Items from a dataset

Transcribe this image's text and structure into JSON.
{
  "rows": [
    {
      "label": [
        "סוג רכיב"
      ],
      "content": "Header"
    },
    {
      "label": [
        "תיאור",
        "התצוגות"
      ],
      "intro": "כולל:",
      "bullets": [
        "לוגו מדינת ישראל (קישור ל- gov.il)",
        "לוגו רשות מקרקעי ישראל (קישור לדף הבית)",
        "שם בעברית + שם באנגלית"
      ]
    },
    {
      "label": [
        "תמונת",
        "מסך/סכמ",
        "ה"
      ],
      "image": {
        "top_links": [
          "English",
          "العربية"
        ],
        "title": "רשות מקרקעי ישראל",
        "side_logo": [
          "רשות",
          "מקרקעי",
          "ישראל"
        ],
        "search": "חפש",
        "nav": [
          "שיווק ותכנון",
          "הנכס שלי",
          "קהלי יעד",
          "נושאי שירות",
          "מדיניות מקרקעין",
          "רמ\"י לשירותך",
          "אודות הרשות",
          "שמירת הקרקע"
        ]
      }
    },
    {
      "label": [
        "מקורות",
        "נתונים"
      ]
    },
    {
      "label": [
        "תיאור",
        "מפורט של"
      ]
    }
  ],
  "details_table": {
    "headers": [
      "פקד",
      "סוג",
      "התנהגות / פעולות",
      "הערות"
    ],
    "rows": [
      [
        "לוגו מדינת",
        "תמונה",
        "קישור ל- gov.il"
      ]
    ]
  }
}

- TASK BRIEF:
Output an exact copy of each record.

- SOLUTION TO THIS PROBLEM:
Transcribe this image's text and structure into JSON.
{
  "rows": [
    {
      "label": [
        "סוג רכיב"
      ],
      "content": "Header"
    },
    {
      "label": [
        "תיאור",
        "התצוגות"
      ],
      "intro": "כולל:",
      "bullets": [
        "לוגו מדינת ישראל (קישור ל- gov.il)",
        "לוגו רשות מקרקעי ישראל (קישור לדף הבית)",
        "שם בעברית + שם באנגלית"
      ]
    },
    {
      "label": [
        "תמונת",
        "מסך/סכמ",
        "ה"
      ],
      "image": {
        "top_links": [
          "English",
          "العربية"
        ],
        "title": "רשות מקרקעי ישראל",
        "side_logo": [
          "רשות",
          "מקרקעי",
          "ישראל"
        ],
        "search": "חפש",
        "nav": [
          "שיווק ותכנון",
          "הנכס שלי",
          "קהלי יעד",
          "נושאי שירות",
          "מדיניות מקרקעין",
          "רמ\"י לשירותך",
          "אודות הרשות",
          "שמירת הקרקע"
        ]
      }
    },
    {
      "label": [
        "מקורות",
        "נתונים"
      ]
    },
    {
      "label": [
        "תיאור",
        "מפורט של"
      ]
    }
  ],
  "details_table": {
    "headers": [
      "פקד",
      "סוג",
      "התנהגות / פעולות",
      "הערות"
    ],
    "rows": [
      [
        "לוגו מדינת",
        "תמונה",
        "קישור ל- gov.il"
      ]
    ]
  }
}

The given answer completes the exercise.